** start of Records supplied **

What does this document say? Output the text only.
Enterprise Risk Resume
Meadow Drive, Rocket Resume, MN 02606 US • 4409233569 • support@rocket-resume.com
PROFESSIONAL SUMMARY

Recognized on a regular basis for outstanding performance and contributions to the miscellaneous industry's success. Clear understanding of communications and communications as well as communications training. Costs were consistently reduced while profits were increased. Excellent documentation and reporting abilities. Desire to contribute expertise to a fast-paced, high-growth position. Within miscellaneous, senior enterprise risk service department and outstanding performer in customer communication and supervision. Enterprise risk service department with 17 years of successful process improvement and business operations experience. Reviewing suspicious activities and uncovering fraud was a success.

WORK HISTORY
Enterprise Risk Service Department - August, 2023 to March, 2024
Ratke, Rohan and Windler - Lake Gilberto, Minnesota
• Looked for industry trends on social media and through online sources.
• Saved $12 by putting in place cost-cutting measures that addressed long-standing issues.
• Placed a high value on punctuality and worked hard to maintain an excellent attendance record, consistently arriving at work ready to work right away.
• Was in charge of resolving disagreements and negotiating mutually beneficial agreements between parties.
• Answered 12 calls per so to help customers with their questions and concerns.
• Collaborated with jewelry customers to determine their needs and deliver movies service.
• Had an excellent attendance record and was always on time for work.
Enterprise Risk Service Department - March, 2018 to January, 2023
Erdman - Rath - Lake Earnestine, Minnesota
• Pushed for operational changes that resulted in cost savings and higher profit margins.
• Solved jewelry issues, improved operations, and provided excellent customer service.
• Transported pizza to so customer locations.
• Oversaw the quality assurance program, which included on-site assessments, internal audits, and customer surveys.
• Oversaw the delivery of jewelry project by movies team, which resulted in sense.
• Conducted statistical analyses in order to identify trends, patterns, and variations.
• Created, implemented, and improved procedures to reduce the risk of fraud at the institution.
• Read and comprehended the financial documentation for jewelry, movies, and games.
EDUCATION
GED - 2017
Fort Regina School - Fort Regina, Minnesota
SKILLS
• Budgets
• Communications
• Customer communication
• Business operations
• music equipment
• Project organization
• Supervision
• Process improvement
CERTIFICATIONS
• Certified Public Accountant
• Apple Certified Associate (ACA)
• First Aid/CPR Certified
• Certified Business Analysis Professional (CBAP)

** end of Records supplied **

> _Directive_
Extract from the data every line where "March" shows up.

> _Solution to the problem_
Enterprise Risk Service Department - August, 2023 to March, 2024
Enterprise Risk Service Department - March, 2018 to January, 2023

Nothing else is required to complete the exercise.